- **PROBLEM REQUIREMENTS**:
Provide an exact reproduction of every entry.

[Dataset entries on figures]

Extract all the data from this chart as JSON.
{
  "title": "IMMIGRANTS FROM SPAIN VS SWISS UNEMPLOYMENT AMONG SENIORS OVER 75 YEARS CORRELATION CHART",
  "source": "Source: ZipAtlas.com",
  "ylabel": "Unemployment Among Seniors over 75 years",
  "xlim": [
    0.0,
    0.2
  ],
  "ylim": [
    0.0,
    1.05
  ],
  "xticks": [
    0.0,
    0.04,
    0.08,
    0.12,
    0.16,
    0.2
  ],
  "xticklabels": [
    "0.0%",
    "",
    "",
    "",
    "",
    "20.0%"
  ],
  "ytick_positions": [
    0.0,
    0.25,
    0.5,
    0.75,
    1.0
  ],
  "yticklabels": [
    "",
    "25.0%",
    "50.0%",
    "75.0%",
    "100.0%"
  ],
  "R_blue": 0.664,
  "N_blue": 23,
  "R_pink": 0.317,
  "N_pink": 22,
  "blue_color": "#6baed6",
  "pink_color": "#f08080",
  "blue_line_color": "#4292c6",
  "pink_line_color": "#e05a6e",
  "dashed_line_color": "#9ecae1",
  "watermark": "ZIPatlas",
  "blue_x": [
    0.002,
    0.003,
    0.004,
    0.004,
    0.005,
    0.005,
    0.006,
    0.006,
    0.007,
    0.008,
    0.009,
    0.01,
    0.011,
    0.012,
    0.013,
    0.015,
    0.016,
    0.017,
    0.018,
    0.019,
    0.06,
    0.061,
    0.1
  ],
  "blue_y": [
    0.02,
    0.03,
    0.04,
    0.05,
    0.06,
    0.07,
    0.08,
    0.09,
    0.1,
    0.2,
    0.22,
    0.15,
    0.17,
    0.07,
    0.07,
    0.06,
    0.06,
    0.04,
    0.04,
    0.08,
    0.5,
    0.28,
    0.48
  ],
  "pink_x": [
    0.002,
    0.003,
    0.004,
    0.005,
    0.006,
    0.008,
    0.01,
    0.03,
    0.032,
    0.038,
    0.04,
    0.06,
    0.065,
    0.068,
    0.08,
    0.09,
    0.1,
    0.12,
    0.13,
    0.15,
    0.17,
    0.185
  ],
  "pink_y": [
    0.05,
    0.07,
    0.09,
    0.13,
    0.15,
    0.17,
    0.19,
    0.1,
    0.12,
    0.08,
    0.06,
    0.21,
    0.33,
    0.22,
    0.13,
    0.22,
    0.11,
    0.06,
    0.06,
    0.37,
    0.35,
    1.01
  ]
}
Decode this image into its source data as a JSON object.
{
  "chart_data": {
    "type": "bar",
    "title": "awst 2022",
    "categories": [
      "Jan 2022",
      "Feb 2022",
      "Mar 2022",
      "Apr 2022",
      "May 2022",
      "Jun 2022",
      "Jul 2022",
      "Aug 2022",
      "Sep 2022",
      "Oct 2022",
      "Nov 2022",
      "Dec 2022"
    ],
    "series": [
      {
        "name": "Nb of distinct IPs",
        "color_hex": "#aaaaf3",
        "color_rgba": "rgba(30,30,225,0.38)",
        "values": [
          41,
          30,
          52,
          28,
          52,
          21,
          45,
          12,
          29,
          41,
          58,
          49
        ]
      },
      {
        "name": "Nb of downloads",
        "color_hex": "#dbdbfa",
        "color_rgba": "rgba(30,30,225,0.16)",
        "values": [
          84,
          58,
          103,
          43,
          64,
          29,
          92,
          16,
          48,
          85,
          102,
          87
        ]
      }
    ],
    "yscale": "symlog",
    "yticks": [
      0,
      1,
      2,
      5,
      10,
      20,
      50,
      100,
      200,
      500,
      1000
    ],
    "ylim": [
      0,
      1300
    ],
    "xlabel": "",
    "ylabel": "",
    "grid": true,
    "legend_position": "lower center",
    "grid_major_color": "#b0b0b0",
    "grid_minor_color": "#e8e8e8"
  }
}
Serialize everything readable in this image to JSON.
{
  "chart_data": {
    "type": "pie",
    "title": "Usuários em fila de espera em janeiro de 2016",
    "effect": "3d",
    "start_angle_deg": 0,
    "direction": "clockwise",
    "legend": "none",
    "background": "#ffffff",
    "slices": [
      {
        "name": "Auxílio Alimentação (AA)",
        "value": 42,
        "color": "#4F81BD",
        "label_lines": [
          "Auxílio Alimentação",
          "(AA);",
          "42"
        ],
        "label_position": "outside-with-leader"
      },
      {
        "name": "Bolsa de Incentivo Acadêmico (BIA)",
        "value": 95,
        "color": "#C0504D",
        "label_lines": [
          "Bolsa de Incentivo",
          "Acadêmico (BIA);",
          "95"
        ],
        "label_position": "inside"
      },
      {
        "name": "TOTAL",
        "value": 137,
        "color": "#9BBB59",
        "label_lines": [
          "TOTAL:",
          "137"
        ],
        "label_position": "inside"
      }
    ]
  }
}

- **PROBLEM SOLUTION**:
Extract all the data from this chart as JSON.
{
  "title": "IMMIGRANTS FROM SPAIN VS SWISS UNEMPLOYMENT AMONG SENIORS OVER 75 YEARS CORRELATION CHART",
  "source": "Source: ZipAtlas.com",
  "ylabel": "Unemployment Among Seniors over 75 years",
  "xlim": [
    0.0,
    0.2
  ],
  "ylim": [
    0.0,
    1.05
  ],
  "xticks": [
    0.0,
    0.04,
    0.08,
    0.12,
    0.16,
    0.2
  ],
  "xticklabels": [
    "0.0%",
    "",
    "",
    "",
    "",
    "20.0%"
  ],
  "ytick_positions": [
    0.0,
    0.25,
    0.5,
    0.75,
    1.0
  ],
  "yticklabels": [
    "",
    "25.0%",
    "50.0%",
    "75.0%",
    "100.0%"
  ],
  "R_blue": 0.664,
  "N_blue": 23,
  "R_pink": 0.317,
  "N_pink": 22,
  "blue_color": "#6baed6",
  "pink_color": "#f08080",
  "blue_line_color": "#4292c6",
  "pink_line_color": "#e05a6e",
  "dashed_line_color": "#9ecae1",
  "watermark": "ZIPatlas",
  "blue_x": [
    0.002,
    0.003,
    0.004,
    0.004,
    0.005,
    0.005,
    0.006,
    0.006,
    0.007,
    0.008,
    0.009,
    0.01,
    0.011,
    0.012,
    0.013,
    0.015,
    0.016,
    0.017,
    0.018,
    0.019,
    0.06,
    0.061,
    0.1
  ],
  "blue_y": [
    0.02,
    0.03,
    0.04,
    0.05,
    0.06,
    0.07,
    0.08,
    0.09,
    0.1,
    0.2,
    0.22,
    0.15,
    0.17,
    0.07,
    0.07,
    0.06,
    0.06,
    0.04,
    0.04,
    0.08,
    0.5,
    0.28,
    0.48
  ],
  "pink_x": [
    0.002,
    0.003,
    0.004,
    0.005,
    0.006,
    0.008,
    0.01,
    0.03,
    0.032,
    0.038,
    0.04,
    0.06,
    0.065,
    0.068,
    0.08,
    0.09,
    0.1,
    0.12,
    0.13,
    0.15,
    0.17,
    0.185
  ],
  "pink_y": [
    0.05,
    0.07,
    0.09,
    0.13,
    0.15,
    0.17,
    0.19,
    0.1,
    0.12,
    0.08,
    0.06,
    0.21,
    0.33,
    0.22,
    0.13,
    0.22,
    0.11,
    0.06,
    0.06,
    0.37,
    0.35,
    1.01
  ]
}
Decode this image into its source data as a JSON object.
{
  "chart_data": {
    "type": "bar",
    "title": "awst 2022",
    "categories": [
      "Jan 2022",
      "Feb 2022",
      "Mar 2022",
      "Apr 2022",
      "May 2022",
      "Jun 2022",
      "Jul 2022",
      "Aug 2022",
      "Sep 2022",
      "Oct 2022",
      "Nov 2022",
      "Dec 2022"
    ],
    "series": [
      {
        "name": "Nb of distinct IPs",
        "color_hex": "#aaaaf3",
        "color_rgba": "rgba(30,30,225,0.38)",
        "values": [
          41,
          30,
          52,
          28,
          52,
          21,
          45,
          12,
          29,
          41,
          58,
          49
        ]
      },
      {
        "name": "Nb of downloads",
        "color_hex": "#dbdbfa",
        "color_rgba": "rgba(30,30,225,0.16)",
        "values": [
          84,
          58,
          103,
          43,
          64,
          29,
          92,
          16,
          48,
          85,
          102,
          87
        ]
      }
    ],
    "yscale": "symlog",
    "yticks": [
      0,
      1,
      2,
      5,
      10,
      20,
      50,
      100,
      200,
      500,
      1000
    ],
    "ylim": [
      0,
      1300
    ],
    "xlabel": "",
    "ylabel": "",
    "grid": true,
    "legend_position": "lower center",
    "grid_major_color": "#b0b0b0",
    "grid_minor_color": "#e8e8e8"
  }
}
Serialize everything readable in this image to JSON.
{
  "chart_data": {
    "type": "pie",
    "title": "Usuários em fila de espera em janeiro de 2016",
    "effect": "3d",
    "start_angle_deg": 0,
    "direction": "clockwise",
    "legend": "none",
    "background": "#ffffff",
    "slices": [
      {
        "name": "Auxílio Alimentação (AA)",
        "value": 42,
        "color": "#4F81BD",
        "label_lines": [
          "Auxílio Alimentação",
          "(AA);",
          "42"
        ],
        "label_position": "outside-with-leader"
      },
      {
        "name": "Bolsa de Incentivo Acadêmico (BIA)",
        "value": 95,
        "color": "#C0504D",
        "label_lines": [
          "Bolsa de Incentivo",
          "Acadêmico (BIA);",
          "95"
        ],
        "label_position": "inside"
      },
      {
        "name": "TOTAL",
        "value": 137,
        "color": "#9BBB59",
        "label_lines": [
          "TOTAL:",
          "137"
        ],
        "label_position": "inside"
      }
    ]
  }
}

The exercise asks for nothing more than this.